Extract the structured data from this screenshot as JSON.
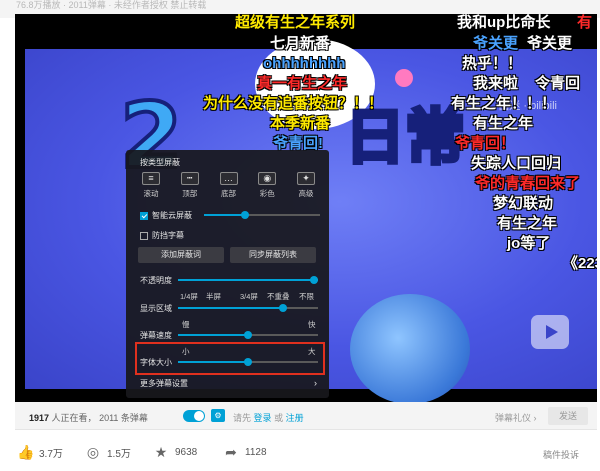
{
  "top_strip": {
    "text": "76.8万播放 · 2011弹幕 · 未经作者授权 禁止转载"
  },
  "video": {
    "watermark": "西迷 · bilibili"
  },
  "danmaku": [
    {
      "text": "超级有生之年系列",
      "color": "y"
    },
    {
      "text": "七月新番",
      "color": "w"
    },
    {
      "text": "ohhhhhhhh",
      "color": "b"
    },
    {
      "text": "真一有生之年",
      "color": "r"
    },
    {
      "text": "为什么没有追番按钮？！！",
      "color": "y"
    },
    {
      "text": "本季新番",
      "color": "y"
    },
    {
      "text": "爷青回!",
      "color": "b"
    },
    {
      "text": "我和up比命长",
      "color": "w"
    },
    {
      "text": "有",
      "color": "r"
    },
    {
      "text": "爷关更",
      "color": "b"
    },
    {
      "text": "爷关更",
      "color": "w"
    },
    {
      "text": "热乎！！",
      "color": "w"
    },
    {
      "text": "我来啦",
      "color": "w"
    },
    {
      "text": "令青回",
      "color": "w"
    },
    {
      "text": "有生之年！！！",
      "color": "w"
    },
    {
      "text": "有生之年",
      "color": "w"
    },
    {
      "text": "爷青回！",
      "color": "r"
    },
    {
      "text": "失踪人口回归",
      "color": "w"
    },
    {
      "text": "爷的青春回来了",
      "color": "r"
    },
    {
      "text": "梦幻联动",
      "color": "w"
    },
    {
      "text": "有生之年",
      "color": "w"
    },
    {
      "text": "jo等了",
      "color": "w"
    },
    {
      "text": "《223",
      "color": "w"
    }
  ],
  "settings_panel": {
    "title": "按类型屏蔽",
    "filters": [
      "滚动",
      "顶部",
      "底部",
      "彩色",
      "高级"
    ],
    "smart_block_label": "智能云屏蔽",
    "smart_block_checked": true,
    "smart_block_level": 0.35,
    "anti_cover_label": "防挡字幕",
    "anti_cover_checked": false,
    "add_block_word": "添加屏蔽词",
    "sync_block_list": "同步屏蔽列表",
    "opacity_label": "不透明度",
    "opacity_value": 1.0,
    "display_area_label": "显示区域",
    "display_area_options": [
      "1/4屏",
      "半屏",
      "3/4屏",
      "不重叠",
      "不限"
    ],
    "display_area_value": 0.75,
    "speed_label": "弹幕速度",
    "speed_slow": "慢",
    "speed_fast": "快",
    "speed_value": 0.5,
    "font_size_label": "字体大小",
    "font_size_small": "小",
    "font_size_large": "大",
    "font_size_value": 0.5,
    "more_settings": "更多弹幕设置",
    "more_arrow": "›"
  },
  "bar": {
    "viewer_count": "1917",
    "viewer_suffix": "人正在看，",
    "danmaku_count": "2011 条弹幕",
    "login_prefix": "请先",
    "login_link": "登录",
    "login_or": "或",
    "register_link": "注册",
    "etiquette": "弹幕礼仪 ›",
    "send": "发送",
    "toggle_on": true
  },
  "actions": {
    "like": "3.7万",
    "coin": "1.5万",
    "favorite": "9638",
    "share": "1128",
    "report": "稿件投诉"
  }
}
########################################
> _GIVEN PROBLEM_: In your copy, leave out the pictures and reproduce the material above exactly.

> _FINAL RESULT_:
Extract the structured data from this screenshot as JSON.
{
  "top_strip": {
    "text": "76.8万播放 · 2011弹幕 · 未经作者授权 禁止转载"
  },
  "video": {
    "watermark": "西迷 · bilibili"
  },
  "danmaku": [
    {
      "text": "超级有生之年系列",
      "color": "y"
    },
    {
      "text": "七月新番",
      "color": "w"
    },
    {
      "text": "ohhhhhhhh",
      "color": "b"
    },
    {
      "text": "真一有生之年",
      "color": "r"
    },
    {
      "text": "为什么没有追番按钮？！！",
      "color": "y"
    },
    {
      "text": "本季新番",
      "color": "y"
    },
    {
      "text": "爷青回!",
      "color": "b"
    },
    {
      "text": "我和up比命长",
      "color": "w"
    },
    {
      "text": "有",
      "color": "r"
    },
    {
      "text": "爷关更",
      "color": "b"
    },
    {
      "text": "爷关更",
      "color": "w"
    },
    {
      "text": "热乎！！",
      "color": "w"
    },
    {
      "text": "我来啦",
      "color": "w"
    },
    {
      "text": "令青回",
      "color": "w"
    },
    {
      "text": "有生之年！！！",
      "color": "w"
    },
    {
      "text": "有生之年",
      "color": "w"
    },
    {
      "text": "爷青回！",
      "color": "r"
    },
    {
      "text": "失踪人口回归",
      "color": "w"
    },
    {
      "text": "爷的青春回来了",
      "color": "r"
    },
    {
      "text": "梦幻联动",
      "color": "w"
    },
    {
      "text": "有生之年",
      "color": "w"
    },
    {
      "text": "jo等了",
      "color": "w"
    },
    {
      "text": "《223",
      "color": "w"
    }
  ],
  "settings_panel": {
    "title": "按类型屏蔽",
    "filters": [
      "滚动",
      "顶部",
      "底部",
      "彩色",
      "高级"
    ],
    "smart_block_label": "智能云屏蔽",
    "smart_block_checked": true,
    "smart_block_level": 0.35,
    "anti_cover_label": "防挡字幕",
    "anti_cover_checked": false,
    "add_block_word": "添加屏蔽词",
    "sync_block_list": "同步屏蔽列表",
    "opacity_label": "不透明度",
    "opacity_value": 1.0,
    "display_area_label": "显示区域",
    "display_area_options": [
      "1/4屏",
      "半屏",
      "3/4屏",
      "不重叠",
      "不限"
    ],
    "display_area_value": 0.75,
    "speed_label": "弹幕速度",
    "speed_slow": "慢",
    "speed_fast": "快",
    "speed_value": 0.5,
    "font_size_label": "字体大小",
    "font_size_small": "小",
    "font_size_large": "大",
    "font_size_value": 0.5,
    "more_settings": "更多弹幕设置",
    "more_arrow": "›"
  },
  "bar": {
    "viewer_count": "1917",
    "viewer_suffix": "人正在看，",
    "danmaku_count": "2011 条弹幕",
    "login_prefix": "请先",
    "login_link": "登录",
    "login_or": "或",
    "register_link": "注册",
    "etiquette": "弹幕礼仪 ›",
    "send": "发送",
    "toggle_on": true
  },
  "actions": {
    "like": "3.7万",
    "coin": "1.5万",
    "favorite": "9638",
    "share": "1128",
    "report": "稿件投诉"
  }
}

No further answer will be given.